WHAT IS EXPECTED: Check each line of the records below for the string "year", then state how many lines contain it, with no other output.

EXCERPTED RECORDS:
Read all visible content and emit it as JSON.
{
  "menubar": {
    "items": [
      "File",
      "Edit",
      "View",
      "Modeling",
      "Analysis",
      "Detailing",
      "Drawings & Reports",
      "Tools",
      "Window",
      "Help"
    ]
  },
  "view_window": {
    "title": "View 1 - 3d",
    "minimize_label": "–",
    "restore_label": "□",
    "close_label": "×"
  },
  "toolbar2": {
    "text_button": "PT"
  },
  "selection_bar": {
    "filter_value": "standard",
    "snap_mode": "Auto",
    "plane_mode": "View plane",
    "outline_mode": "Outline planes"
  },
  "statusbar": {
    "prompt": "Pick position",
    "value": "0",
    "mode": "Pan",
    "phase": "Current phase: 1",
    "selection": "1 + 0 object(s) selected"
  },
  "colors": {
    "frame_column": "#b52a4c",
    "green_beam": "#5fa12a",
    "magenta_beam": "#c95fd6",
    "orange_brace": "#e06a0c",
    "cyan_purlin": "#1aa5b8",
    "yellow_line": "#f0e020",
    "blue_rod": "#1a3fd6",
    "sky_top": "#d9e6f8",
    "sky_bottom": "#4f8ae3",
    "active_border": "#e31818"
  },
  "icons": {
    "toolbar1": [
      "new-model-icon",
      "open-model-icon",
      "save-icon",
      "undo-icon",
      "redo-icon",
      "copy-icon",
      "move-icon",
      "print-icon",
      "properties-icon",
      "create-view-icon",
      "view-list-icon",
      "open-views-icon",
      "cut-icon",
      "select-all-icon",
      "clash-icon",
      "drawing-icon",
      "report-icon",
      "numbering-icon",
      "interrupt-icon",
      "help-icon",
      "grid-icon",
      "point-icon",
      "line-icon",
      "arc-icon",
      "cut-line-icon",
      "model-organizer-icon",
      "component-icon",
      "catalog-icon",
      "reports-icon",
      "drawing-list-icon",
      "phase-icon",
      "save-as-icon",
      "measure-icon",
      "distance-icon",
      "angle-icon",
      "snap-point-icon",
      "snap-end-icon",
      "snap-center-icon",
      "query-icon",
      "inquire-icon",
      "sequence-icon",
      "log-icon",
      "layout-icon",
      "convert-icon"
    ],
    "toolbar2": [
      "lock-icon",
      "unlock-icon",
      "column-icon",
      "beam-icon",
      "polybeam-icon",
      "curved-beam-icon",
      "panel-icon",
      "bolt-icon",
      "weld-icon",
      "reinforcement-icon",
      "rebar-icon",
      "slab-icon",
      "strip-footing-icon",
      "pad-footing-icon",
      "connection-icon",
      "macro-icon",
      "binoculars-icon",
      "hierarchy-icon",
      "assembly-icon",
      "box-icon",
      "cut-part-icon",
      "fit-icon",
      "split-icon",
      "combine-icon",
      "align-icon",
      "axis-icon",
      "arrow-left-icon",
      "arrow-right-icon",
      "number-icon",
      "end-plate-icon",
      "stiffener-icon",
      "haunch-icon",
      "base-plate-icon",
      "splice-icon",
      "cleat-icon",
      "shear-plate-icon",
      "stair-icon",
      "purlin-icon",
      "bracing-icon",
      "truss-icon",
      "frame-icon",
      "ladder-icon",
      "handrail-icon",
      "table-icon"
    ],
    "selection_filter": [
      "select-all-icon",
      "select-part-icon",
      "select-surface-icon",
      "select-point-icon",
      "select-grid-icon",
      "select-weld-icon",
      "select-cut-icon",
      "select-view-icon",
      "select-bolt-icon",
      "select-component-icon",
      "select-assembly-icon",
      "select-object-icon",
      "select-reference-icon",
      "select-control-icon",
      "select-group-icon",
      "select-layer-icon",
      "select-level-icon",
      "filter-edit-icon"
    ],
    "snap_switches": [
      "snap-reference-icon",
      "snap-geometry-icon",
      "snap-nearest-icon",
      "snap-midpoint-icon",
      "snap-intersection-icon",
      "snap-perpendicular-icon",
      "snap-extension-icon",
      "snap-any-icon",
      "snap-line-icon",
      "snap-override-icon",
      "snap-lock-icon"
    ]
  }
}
* * *
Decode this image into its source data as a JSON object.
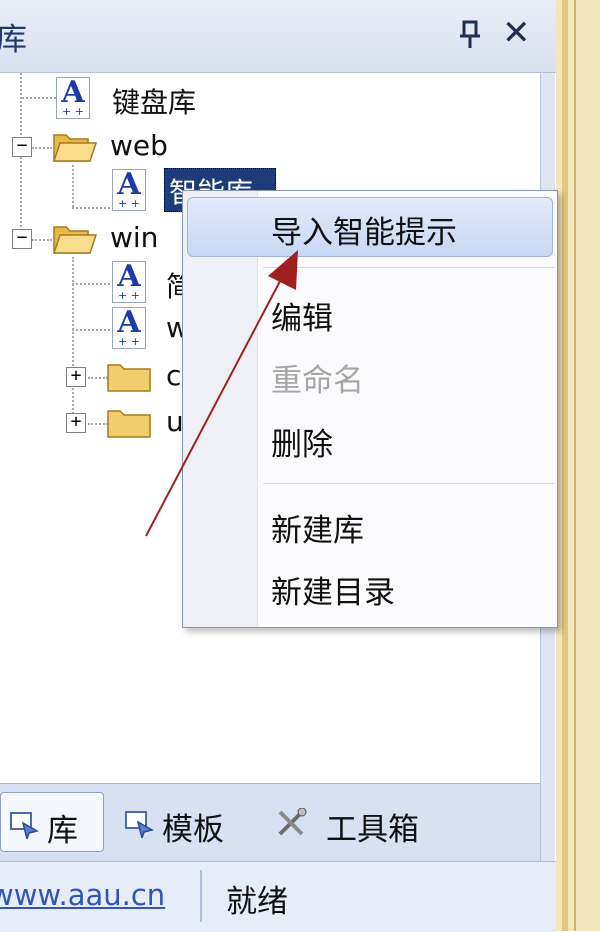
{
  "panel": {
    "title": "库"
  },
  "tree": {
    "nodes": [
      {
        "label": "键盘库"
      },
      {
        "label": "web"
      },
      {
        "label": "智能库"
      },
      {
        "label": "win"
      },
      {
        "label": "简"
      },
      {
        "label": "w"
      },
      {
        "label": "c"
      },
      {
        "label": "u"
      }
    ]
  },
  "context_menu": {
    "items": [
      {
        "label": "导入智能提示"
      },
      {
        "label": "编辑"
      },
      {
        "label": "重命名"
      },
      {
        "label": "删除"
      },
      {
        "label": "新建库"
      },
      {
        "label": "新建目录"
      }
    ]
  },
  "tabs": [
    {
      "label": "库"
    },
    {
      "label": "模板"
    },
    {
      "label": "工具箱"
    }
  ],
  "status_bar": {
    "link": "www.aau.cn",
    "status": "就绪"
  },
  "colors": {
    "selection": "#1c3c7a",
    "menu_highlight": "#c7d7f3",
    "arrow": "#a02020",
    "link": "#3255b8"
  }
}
---
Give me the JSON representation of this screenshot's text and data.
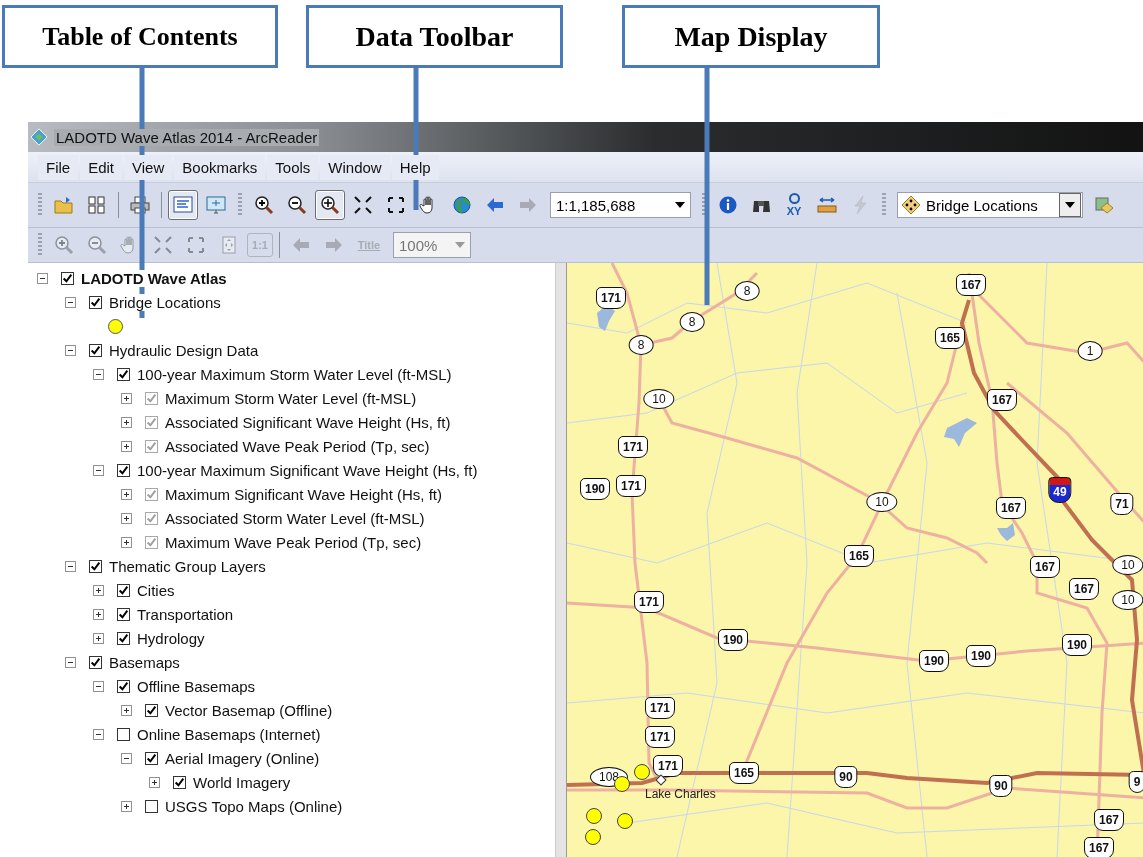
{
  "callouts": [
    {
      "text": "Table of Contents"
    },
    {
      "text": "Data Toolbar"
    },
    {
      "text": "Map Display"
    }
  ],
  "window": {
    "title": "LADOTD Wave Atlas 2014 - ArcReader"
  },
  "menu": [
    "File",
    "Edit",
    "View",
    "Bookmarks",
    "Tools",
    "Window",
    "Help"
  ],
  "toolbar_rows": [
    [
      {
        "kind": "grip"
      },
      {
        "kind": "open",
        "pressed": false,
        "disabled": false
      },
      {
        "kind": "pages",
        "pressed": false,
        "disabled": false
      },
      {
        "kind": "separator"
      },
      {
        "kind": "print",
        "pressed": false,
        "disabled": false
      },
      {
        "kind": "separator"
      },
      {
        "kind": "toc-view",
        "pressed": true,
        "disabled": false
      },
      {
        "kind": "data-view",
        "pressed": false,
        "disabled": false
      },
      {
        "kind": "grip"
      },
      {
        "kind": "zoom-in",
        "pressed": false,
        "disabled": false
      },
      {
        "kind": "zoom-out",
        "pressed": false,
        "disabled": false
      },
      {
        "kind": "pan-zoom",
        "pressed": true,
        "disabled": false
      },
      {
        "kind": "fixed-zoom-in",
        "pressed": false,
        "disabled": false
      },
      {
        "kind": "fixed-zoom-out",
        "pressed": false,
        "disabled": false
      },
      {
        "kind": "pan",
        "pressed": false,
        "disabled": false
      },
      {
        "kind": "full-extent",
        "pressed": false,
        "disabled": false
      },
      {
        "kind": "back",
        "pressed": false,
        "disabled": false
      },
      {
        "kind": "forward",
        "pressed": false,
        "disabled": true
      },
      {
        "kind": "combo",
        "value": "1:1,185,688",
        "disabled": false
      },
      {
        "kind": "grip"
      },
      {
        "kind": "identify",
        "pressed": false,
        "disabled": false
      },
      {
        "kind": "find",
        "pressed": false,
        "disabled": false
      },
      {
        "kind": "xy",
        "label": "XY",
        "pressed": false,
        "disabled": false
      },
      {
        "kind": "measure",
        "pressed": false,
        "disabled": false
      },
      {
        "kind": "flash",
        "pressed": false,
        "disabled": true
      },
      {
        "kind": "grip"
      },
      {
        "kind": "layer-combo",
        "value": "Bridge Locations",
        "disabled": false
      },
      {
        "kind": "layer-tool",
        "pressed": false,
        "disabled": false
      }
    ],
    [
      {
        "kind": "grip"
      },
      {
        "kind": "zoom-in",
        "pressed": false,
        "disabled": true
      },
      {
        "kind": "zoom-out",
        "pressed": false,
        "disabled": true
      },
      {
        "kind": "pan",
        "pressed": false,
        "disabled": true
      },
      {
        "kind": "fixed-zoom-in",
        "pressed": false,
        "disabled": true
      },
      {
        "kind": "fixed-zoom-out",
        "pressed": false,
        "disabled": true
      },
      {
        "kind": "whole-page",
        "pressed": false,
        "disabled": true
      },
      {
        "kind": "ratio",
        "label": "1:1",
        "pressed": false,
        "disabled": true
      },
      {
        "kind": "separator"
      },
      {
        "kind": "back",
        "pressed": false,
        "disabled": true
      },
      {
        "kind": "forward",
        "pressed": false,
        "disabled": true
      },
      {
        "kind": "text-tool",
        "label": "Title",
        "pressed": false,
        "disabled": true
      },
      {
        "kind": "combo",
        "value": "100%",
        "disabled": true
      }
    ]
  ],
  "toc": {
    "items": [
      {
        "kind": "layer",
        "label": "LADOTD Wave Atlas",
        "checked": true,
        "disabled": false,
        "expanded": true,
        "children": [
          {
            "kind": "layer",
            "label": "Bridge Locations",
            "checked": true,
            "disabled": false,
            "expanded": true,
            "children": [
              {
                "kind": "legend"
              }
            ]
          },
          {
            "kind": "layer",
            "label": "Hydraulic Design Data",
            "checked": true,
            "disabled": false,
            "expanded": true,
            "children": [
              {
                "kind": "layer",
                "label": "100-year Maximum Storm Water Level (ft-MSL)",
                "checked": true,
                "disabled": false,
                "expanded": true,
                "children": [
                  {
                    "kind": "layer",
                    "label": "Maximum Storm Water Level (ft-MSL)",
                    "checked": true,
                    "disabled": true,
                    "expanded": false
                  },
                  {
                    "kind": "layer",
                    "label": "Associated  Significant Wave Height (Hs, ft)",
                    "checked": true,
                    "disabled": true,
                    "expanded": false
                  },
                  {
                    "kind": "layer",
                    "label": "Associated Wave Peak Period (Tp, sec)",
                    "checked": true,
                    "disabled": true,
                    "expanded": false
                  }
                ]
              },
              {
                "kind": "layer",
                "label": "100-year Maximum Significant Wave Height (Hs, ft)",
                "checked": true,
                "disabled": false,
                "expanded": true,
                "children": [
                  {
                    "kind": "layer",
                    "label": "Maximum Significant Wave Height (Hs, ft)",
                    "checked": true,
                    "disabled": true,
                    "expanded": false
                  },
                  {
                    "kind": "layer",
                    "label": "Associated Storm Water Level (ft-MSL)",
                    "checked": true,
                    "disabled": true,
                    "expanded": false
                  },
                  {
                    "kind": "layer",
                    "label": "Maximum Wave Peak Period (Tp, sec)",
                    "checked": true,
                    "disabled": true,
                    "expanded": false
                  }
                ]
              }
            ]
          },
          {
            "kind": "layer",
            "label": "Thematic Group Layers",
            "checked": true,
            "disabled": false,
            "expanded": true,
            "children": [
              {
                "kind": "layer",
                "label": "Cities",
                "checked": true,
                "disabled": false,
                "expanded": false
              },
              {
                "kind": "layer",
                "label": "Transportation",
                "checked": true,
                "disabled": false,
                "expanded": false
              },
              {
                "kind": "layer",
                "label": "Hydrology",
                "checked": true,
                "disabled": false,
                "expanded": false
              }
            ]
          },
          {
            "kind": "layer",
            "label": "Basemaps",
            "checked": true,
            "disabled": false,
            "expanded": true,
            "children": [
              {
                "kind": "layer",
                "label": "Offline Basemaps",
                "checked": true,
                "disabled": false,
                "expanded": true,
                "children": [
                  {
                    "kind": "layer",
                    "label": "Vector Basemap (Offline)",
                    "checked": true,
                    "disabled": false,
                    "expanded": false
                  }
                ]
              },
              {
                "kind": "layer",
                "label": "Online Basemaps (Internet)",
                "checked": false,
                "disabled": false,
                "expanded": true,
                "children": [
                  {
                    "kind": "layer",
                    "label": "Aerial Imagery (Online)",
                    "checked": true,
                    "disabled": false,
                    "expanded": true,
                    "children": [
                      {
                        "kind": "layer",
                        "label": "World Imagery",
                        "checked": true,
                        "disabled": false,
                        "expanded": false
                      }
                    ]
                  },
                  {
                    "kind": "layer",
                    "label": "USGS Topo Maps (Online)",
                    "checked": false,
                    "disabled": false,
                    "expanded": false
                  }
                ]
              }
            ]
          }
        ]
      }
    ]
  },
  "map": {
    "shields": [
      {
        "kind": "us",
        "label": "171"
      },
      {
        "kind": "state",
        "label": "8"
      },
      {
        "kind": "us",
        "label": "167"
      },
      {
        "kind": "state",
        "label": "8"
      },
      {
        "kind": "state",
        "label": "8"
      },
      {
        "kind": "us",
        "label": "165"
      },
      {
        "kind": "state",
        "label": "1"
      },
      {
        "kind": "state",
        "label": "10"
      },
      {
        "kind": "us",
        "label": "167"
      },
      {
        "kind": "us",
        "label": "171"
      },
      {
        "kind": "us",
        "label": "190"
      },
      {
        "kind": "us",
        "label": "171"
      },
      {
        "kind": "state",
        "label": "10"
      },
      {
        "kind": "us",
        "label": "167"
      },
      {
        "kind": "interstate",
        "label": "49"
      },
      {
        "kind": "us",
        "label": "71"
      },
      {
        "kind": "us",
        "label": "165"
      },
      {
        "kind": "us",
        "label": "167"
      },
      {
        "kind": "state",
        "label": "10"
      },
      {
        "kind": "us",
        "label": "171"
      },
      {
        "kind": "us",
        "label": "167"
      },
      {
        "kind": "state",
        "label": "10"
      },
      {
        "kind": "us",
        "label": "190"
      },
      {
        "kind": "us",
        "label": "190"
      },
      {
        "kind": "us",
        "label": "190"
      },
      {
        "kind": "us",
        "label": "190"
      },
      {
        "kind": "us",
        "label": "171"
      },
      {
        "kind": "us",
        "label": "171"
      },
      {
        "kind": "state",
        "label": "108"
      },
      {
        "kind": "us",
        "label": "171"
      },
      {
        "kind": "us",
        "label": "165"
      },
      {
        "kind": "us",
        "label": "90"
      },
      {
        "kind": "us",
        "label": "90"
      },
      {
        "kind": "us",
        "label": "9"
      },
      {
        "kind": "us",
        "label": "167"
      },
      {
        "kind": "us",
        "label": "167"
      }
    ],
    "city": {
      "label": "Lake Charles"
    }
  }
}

ANSWER BELOW: 2